Выбранный текст →
Семиотические аспекты политического дискурса

Нередко лишь некоторая часть существующих и активно действующих субъектов политики (элитарные слои населения, группы с высоким уровнем образования) способны адекватно воспринимать знаковое содержание распоряжений, исходящих от власти, и соответственно им действовать. Лозунги и практические действия политического руководства современной России, как правило, не воспринимаются существенной частью населения, поскольку их смысл и содержание далеки от ментальности, традиций, жизненного опыта и интересов значительного большинства населения.

Существующие в социуме смысловые конструкции, знаки, символы, относящиеся к сфере политических отношений, зачастую являются иллюзорными, порождены мифологизированным сознанием, далеким от политических реалий. Идею Блаженного Августина о существовании идеального «града господнего», противостоящего грешному и несовершенному «граду земному», можно считать одним из первых последовательных и системных концептов такого рода. Но в силу своего эффективного воздействия на деятельность субъектов политики и государственных институтов они способны превращаться в реально существующие явления. Фантом, иллюзия, миф становятся объективным явлением именно потому, что соответствующий ему знак начинает восприниматься всеми или значительной частью участников политических отношений как нечто реально существующее. Библейское «в начале было слово» представляет собою модель подобной трансформации «чистого» символа в реальность. Так, лозунги о построении коммунизма, реализуемые в деятельности государственных институтов, превратили данные символы из виртуальных в реально существующие и радикально преобразующие общество. Тезис о правовом характере современного российского государства также не вполне соответствует или вполне не соответствует объективным реалиям. Но он постепенно обретает свойства реального явления, поскольку смысл данного символа отчасти реализуется в практической деятельности государства.

Следует отметить, что еще структурная лингвистика Ф. де Соссюра[78] рассматривала язык не как отражение, но как источник социальной реальности для индивидов. Язык не способен отражать объективно существующие фиксированные значения социальной реальности — их просто не существует, он сам, по мнению Ф. де Соссюра, создает свои значения мира. Поэтому разные языки и различные дискурсы в одном языке всегда создают свои собственные, не сводимые друг к другу значения мира. В процессе использования данных символов зачастую происходит не отражение, а именно конструирование мира, поскольку лингвистические конструкции способны воздействовать на реальность, структурируя определенным образом, видение мира индивидом, что находит отражение в его практической политической деятельности. Система символов кого-либо из участников политических отношений, чаще субъекта власти, становится инструментом преобразования, трансформации самой политической реальности.

Неоднозначность, а то и абсолютная противоположность восприятия и интерпретации определенных символов отправителями и адресатами способна вызывать реакцию, неожиданную для субъектов политической власти. Так, лозунги М. С. Горбачева о демократизации общественной жизни времен ранней перестройки противоречиво воспринимались его окружением и основной частью населения. Для верхушки партийно-государственного аппарата они означали лишь некоторую модернизацию существующей политической системы, введение в нее институтов прямой демократии и более строгое соблюдение общепризнанных прав и свобод. Для отечественной интеллигенции данный лозунг рассматривался как призыв к коренному переустройству государства и общества, отказ от однопартийной системы, возвращение к общепризнанной в мире системе базовых ценностей. И вместо ожидаемого сплочения всех сторонников перемен вокруг обновленной партии стала усиливаться борьба разнородных политических сил против монополии КПСС на политическую власть.

Исходные данные →
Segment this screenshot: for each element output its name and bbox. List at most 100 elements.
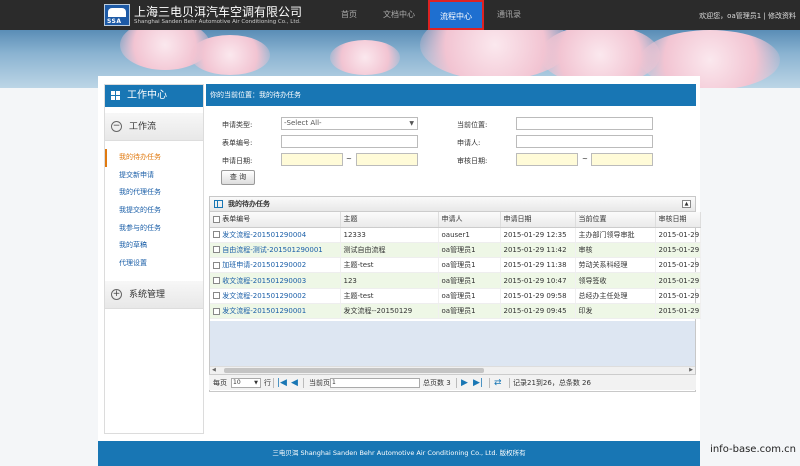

Список заданий →
a) Ответьте на вопросы по тексту о семиотике политического дискурса:
(i) Чью идею о «граде господнем» текст называет одним из первых последовательных и системных концептов такого рода?
(ii) Чья структурная лингвистика рассматривала язык не как отражение, а как источник социальной реальности?
(iii) Против чьей монополии на политическую власть стала усиливаться борьба разнородных политических сил?
b) Выведите без изменений фрагмент текста о семиотике политического дискурса, который открывается словами «Нередко лишь некоторая» и завершается словами «значительного большинства населения.».
Данные — самостоятельный материал, отдельный от текста.

Результаты упражнения →
a)
(i) Блаженного Августина.
(ii) Ф. де Соссюра.
(iii) КПСС.

b)
Нередко лишь некоторая часть существующих и активно действующих субъектов политики (элитарные слои населения, группы с высоким уровнем образования) способны адекватно воспринимать знаковое содержание распоряжений, исходящих от власти, и соответственно им действовать. Лозунги и практические действия политического руководства современной России, как правило, не воспринимаются существенной частью населения, поскольку их смысл и содержание далеки от ментальности, традиций, жизненного опыта и интересов значительного большинства населения.